## SUPPLIED RECORDS:
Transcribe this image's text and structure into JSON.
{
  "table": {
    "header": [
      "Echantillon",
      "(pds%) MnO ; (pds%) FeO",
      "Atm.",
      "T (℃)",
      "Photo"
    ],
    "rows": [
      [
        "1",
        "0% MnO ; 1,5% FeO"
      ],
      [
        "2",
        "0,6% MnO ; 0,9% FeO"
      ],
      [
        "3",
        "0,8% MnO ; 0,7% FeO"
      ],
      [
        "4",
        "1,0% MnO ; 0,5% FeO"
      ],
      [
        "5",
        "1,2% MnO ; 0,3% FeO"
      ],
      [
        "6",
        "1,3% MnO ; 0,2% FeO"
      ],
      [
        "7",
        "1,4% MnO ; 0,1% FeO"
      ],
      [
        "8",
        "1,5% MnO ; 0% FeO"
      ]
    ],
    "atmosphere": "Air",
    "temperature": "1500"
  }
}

## WORK TO COMPLETE:
Write out the full listing exactly as given.

## OUTPUT:
Transcribe this image's text and structure into JSON.
{
  "table": {
    "header": [
      "Echantillon",
      "(pds%) MnO ; (pds%) FeO",
      "Atm.",
      "T (℃)",
      "Photo"
    ],
    "rows": [
      [
        "1",
        "0% MnO ; 1,5% FeO"
      ],
      [
        "2",
        "0,6% MnO ; 0,9% FeO"
      ],
      [
        "3",
        "0,8% MnO ; 0,7% FeO"
      ],
      [
        "4",
        "1,0% MnO ; 0,5% FeO"
      ],
      [
        "5",
        "1,2% MnO ; 0,3% FeO"
      ],
      [
        "6",
        "1,3% MnO ; 0,2% FeO"
      ],
      [
        "7",
        "1,4% MnO ; 0,1% FeO"
      ],
      [
        "8",
        "1,5% MnO ; 0% FeO"
      ]
    ],
    "atmosphere": "Air",
    "temperature": "1500"
  }
}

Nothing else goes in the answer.